**Podany fragment:**
________________

W takim streszczeniu przedstawienie jawi się spójniej i obiecuje więcej, niż realnie daje. A już zupełnie nijak ma się ono do zapowiedzi samego teatru. Zacytujmy ją: „Życie miejskie czy ucieczka na wieś? Koszenie trawników czy łąki kwietne? Pielęgnacja i hodowla czy swobodny wzrost? Tekst Igora Gorzkowskiego i Alicji Kobielarz dotyka aktualnych trendów, nie tylko z życia roślin. Jednocześnie pozostaje uniwersalnym dramatem o poszukiwaniu swojego miejsca w świecie i dokonywaniu wyborów życiowych, które mają dalekosiężne konsekwencje”.
W rzeczywistości „uniwersalny dramat” to ciąg rozmaitych gagów, momentami nieledwie stand-upowych – czasem lepszych, czasem gorszych, czasem pchających akcję do przodu, czasem takich, z których nic nie wynika. Raczej do tych ostatnich zaliczyłbym różne aluzje metateatralne – np. sytuacja, gdy Aleksandra Pisula (Gaja) zamiast się popłakać, jak podobno przewidywał scenariusz, narzeka na wymagania Igora Gorzkowskiego i odsyła widzów do innego teatru, gdzie mogliby zobaczyć bardziej naturalistyczne łzy. Podobnych odwołań jest więcej – w tym do teatru Krystyny Jandy, co jest dodatkowym smaczkiem, bo wirtualna asystentka Siri przemawia w spektaklu, zdaje się, głosem Jandy właśnie.
Ale to tylko mała cząstka pomysłów Kobielarz i Gorzkowskiego. Jeśli powstała w ten sposób historia nie poraża głębią, nadrabia różnorodnością; w odpowiednich momentach mamy śpiew, muzykę, radosne sceny fizycznej bliskości, dyskusję o śmierci Piotra Czajkowskiego (?!), długi fragment o sposobach sadzenia tulipanów, świetnie akurat pomyślaną scenę ślubu, w której Mlecz zamiast pierścionka nakłada Niezabudce buty, bo jedyna para jej się podarła, i sto innych podobnych konceptów.

________________

**Wpisy elementów z adnotacjami:**
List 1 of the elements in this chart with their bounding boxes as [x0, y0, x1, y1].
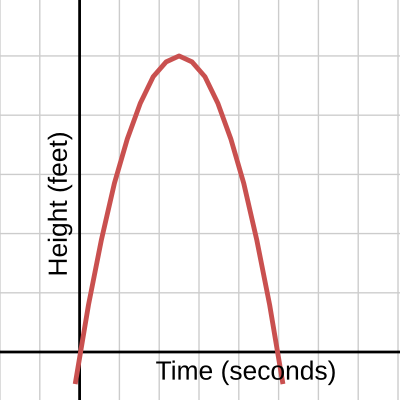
y-axis-title: Height (feet) — [48, 133, 72, 274]
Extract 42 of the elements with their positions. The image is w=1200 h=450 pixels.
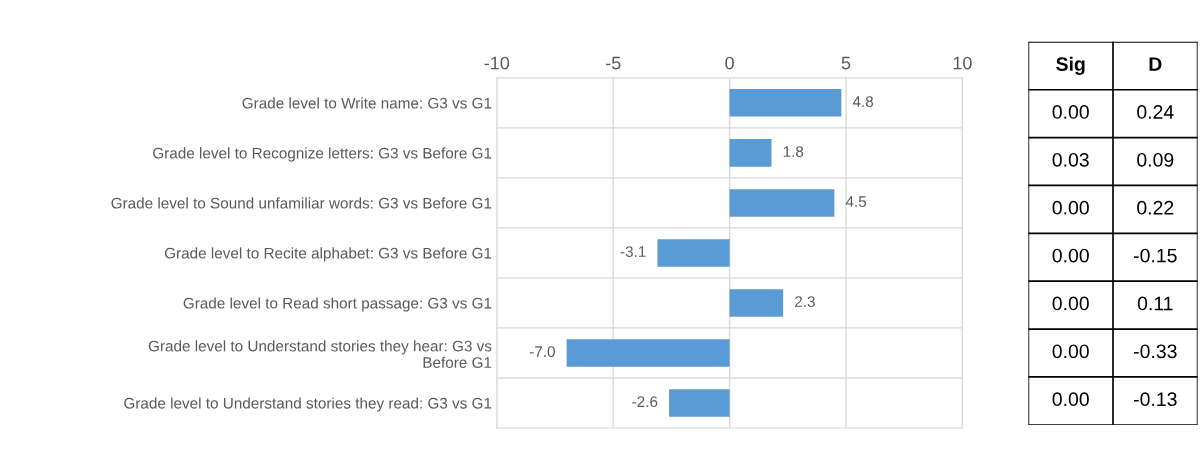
x-tick-label: -5 [605, 56, 621, 70]
text: 0.00 [1052, 105, 1089, 119]
y-tick-label: Grade level to Understand stories they read: G3 vs G1 [124, 397, 492, 412]
y-tick-label: Grade level to Write name: G3 vs G1 [242, 97, 492, 109]
text: -0.15 [1134, 248, 1177, 263]
y-tick-label: Grade level to Recite alphabet: G3 vs Before G1 [164, 247, 492, 262]
category-label: Sig [1056, 56, 1085, 75]
bar [729, 189, 835, 217]
x-tick-label: 0 [725, 56, 734, 70]
text: 0.22 [1137, 200, 1174, 215]
x-tick-label: -10 [484, 56, 510, 70]
x-tick-label: 10 [953, 56, 972, 70]
bar [657, 239, 730, 267]
text: 0.00 [1052, 200, 1089, 215]
text: 0.03 [1052, 152, 1089, 167]
data-label: -2.6 [632, 396, 658, 408]
text: -0.13 [1134, 392, 1177, 407]
y-tick-label: Grade level to Read short passage: G3 vs G1 [183, 297, 492, 312]
data-label: 2.3 [795, 296, 815, 308]
bar [669, 389, 730, 417]
bar [566, 339, 730, 367]
text: 0.24 [1137, 105, 1174, 119]
data-label: -7.0 [529, 346, 555, 358]
bar [729, 289, 784, 317]
y-tick-label: Grade level to Understand stories they hear: G3 vs Before G1 [148, 340, 492, 368]
data-label: 1.8 [783, 146, 804, 157]
text: 0.00 [1052, 248, 1089, 263]
text: -0.33 [1134, 344, 1177, 359]
bar [729, 89, 842, 117]
data-label: 4.8 [852, 96, 874, 107]
y-tick-label: Grade level to Sound unfamiliar words: G3 vs Before G1 [111, 197, 492, 209]
text: 0.09 [1137, 152, 1174, 167]
data-label: 4.5 [845, 196, 867, 207]
bar [729, 139, 772, 167]
text: 0.00 [1052, 296, 1089, 311]
text: 0.00 [1052, 392, 1089, 407]
text: 0.11 [1137, 296, 1173, 311]
text: 0.00 [1052, 344, 1089, 359]
y-tick-label: Grade level to Recognize letters: G3 vs Before G1 [153, 147, 492, 162]
category-label: D [1149, 57, 1162, 71]
x-tick-label: 5 [841, 56, 851, 70]
data-label: -3.1 [620, 246, 646, 257]
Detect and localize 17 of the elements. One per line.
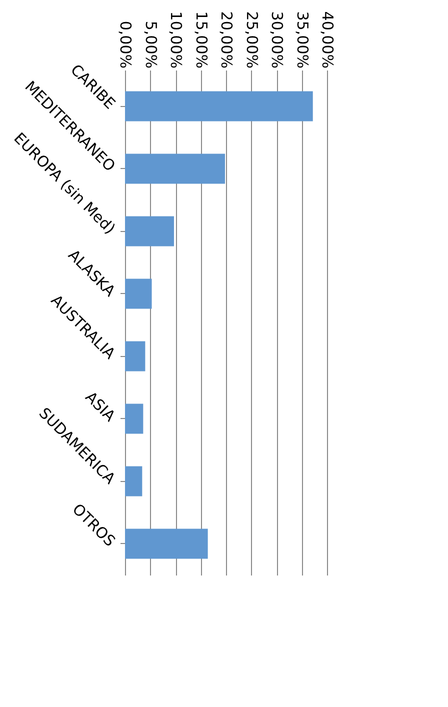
x-tick-label: 5,00%: [142, 20, 160, 68]
x-tick-label: 20,00%: [218, 11, 236, 68]
x-tick-label: 10,00%: [167, 11, 185, 68]
x-tick-label: 15,00%: [192, 11, 210, 68]
bar: [125, 466, 142, 496]
bar: [125, 341, 146, 372]
bar: [125, 216, 174, 246]
bar: [125, 404, 144, 434]
bar: [125, 528, 208, 559]
x-tick-label: 35,00%: [293, 11, 312, 68]
bar: [125, 154, 225, 184]
x-tick-label: 30,00%: [268, 11, 286, 68]
bar: [125, 91, 313, 122]
x-tick-label: 0,00%: [116, 20, 134, 68]
x-tick-label: 25,00%: [242, 11, 261, 68]
x-tick-label: 40,00%: [318, 11, 336, 68]
bar: [125, 278, 152, 309]
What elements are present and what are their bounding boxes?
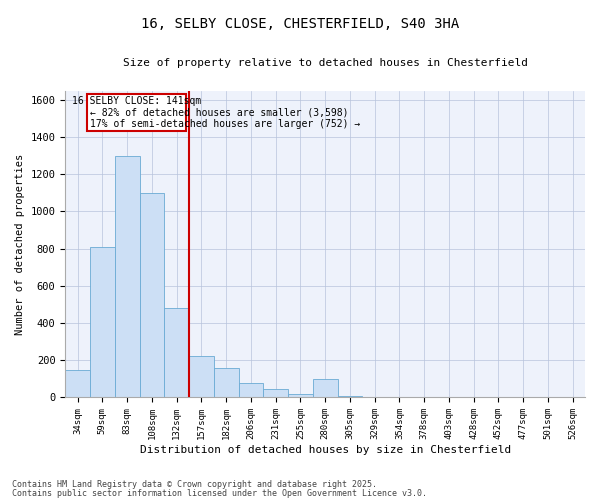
Bar [288,394,313,398]
Bar [313,379,338,398]
Bar [115,156,140,398]
X-axis label: Distribution of detached houses by size in Chesterfield: Distribution of detached houses by size … [140,445,511,455]
Bar [214,368,239,398]
Text: ← 82% of detached houses are smaller (3,598): ← 82% of detached houses are smaller (3,… [90,108,349,118]
Text: 16 SELBY CLOSE: 141sqm: 16 SELBY CLOSE: 141sqm [72,96,201,106]
Text: 16, SELBY CLOSE, CHESTERFIELD, S40 3HA: 16, SELBY CLOSE, CHESTERFIELD, S40 3HA [141,18,459,32]
Y-axis label: Number of detached properties: Number of detached properties [15,154,25,334]
Bar [362,396,387,398]
Title: Size of property relative to detached houses in Chesterfield: Size of property relative to detached ho… [122,58,527,68]
Bar [263,389,288,398]
Bar [140,193,164,398]
Text: Contains public sector information licensed under the Open Government Licence v3: Contains public sector information licen… [12,488,427,498]
Bar [239,382,263,398]
Bar [90,247,115,398]
Bar [189,356,214,398]
Bar [387,397,412,398]
Bar [164,308,189,398]
Text: Contains HM Land Registry data © Crown copyright and database right 2025.: Contains HM Land Registry data © Crown c… [12,480,377,489]
Bar [87,94,186,132]
Bar [65,370,90,398]
Bar [338,396,362,398]
Text: 17% of semi-detached houses are larger (752) →: 17% of semi-detached houses are larger (… [90,118,360,128]
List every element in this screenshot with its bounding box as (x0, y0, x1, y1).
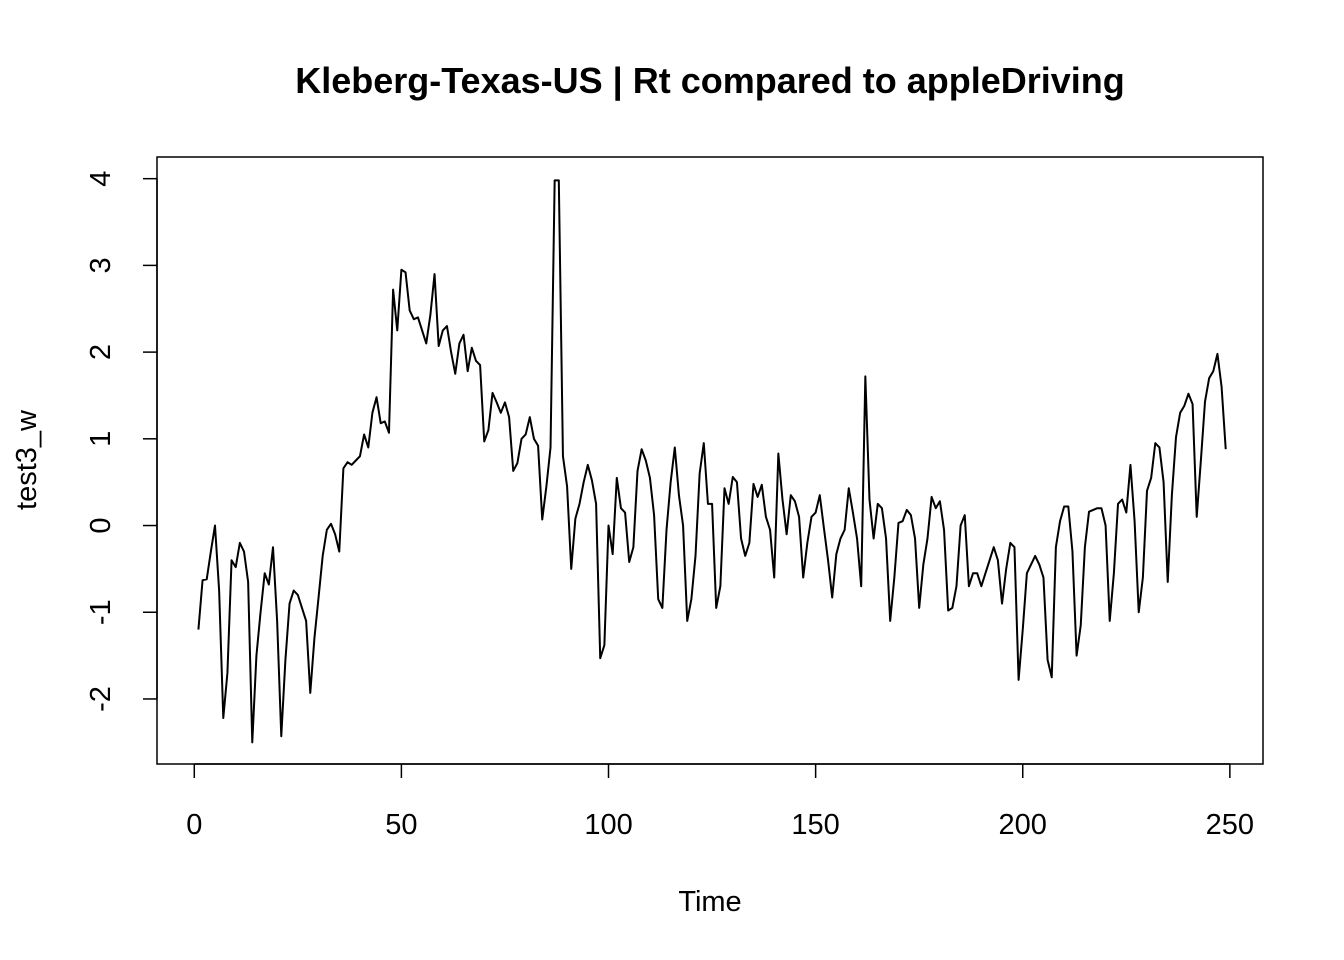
y-tick-label: -1 (85, 599, 117, 625)
y-tick-label: -2 (85, 686, 117, 712)
y-tick-label: 1 (85, 431, 117, 447)
y-tick-label: 3 (85, 257, 117, 273)
y-axis-label: test3_w (11, 409, 43, 510)
series-line-0 (197, 179, 1227, 744)
y-tick-label: 0 (85, 517, 117, 533)
x-tick-label: 100 (584, 809, 632, 841)
x-axis: 0 50 100 150 200 250 (186, 763, 1254, 841)
chart-title: Kleberg-Texas-US | Rt compared to appleD… (295, 60, 1125, 102)
x-tick-label: 250 (1206, 809, 1254, 841)
x-tick-label: 0 (186, 809, 202, 841)
x-tick-label: 50 (385, 809, 417, 841)
x-tick-label: 150 (791, 809, 839, 841)
x-axis-label: Time (678, 886, 741, 918)
plot-frame (156, 156, 1264, 765)
y-tick-label: 4 (85, 171, 117, 187)
y-tick-label: 2 (85, 344, 117, 360)
y-axis: -2 -1 0 1 2 3 4 (85, 171, 158, 712)
x-tick-label: 200 (999, 809, 1047, 841)
plot-area (197, 179, 1227, 744)
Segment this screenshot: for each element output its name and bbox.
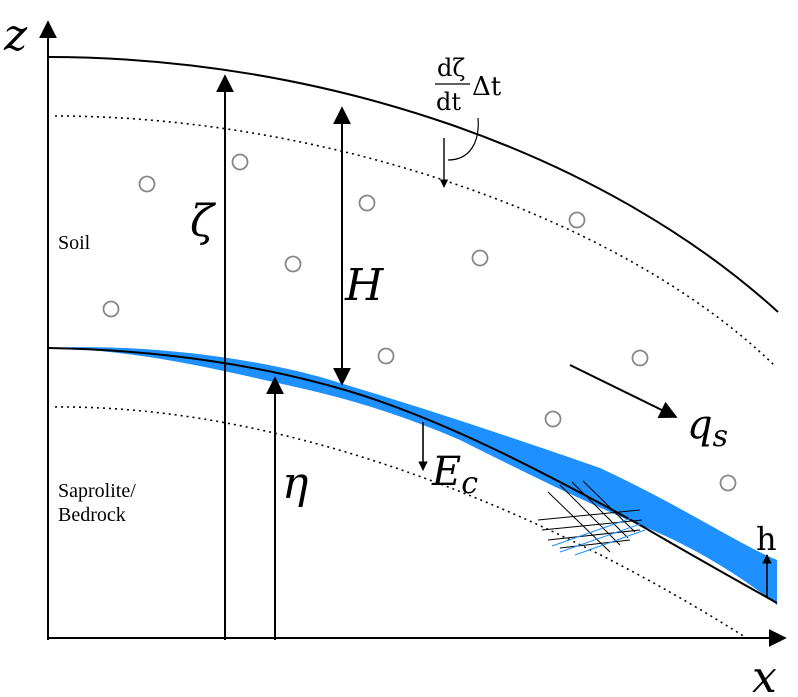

________________

**Polecenia:**
(a) Skopiuj wiernie część fragmentu recenzji: zacznij od słów „W rzeczywistości „uniwersalny”, a skończ po słowach „głosem Jandy właśnie.”.
(b) Ustal, czy każde z tych stwierdzeń zgadza się z fragmentem recenzji: (i) wirtualna asystentka Siri mówi w spektaklu prawdopodobnie głosem Krystyny Jandy; (ii) w scenie ślubu Mlecz nakłada Niezabudce pierścionek; (iii) tekst spektaklu napisał wyłącznie Igor Gorzkowski. Przy każdym odpowiedz tak lub nie i przytocz dosłownie rozstrzygające słowa z fragmentu recenzji.
(c) Jaką postać gra Aleksandra Pisula według fragmentu recenzji?
Wiersze nie mają żadnego związku z fragmentem recenzji.

**Odpowiedzi do ćwiczenia:**
(a)
W rzeczywistości „uniwersalny dramat” to ciąg rozmaitych gagów, momentami nieledwie stand-upowych – czasem lepszych, czasem gorszych, czasem pchających akcję do przodu, czasem takich, z których nic nie wynika. Raczej do tych ostatnich zaliczyłbym różne aluzje metateatralne – np. sytuacja, gdy Aleksandra Pisula (Gaja) zamiast się popłakać, jak podobno przewidywał scenariusz, narzeka na wymagania Igora Gorzkowskiego i odsyła widzów do innego teatru, gdzie mogliby zobaczyć bardziej naturalistyczne łzy. Podobnych odwołań jest więcej – w tym do teatru Krystyny Jandy, co jest dodatkowym smaczkiem, bo wirtualna asystentka Siri przemawia w spektaklu, zdaje się, głosem Jandy właśnie.

(b)
(i) Tak: „wirtualna asystentka Siri przemawia w spektaklu, zdaje się, głosem Jandy właśnie”.
(ii) Nie: „Mlecz zamiast pierścionka nakłada Niezabudce buty”.
(iii) Nie: „Tekst Igora Gorzkowskiego i Alicji Kobielarz”.

(c) Gaję.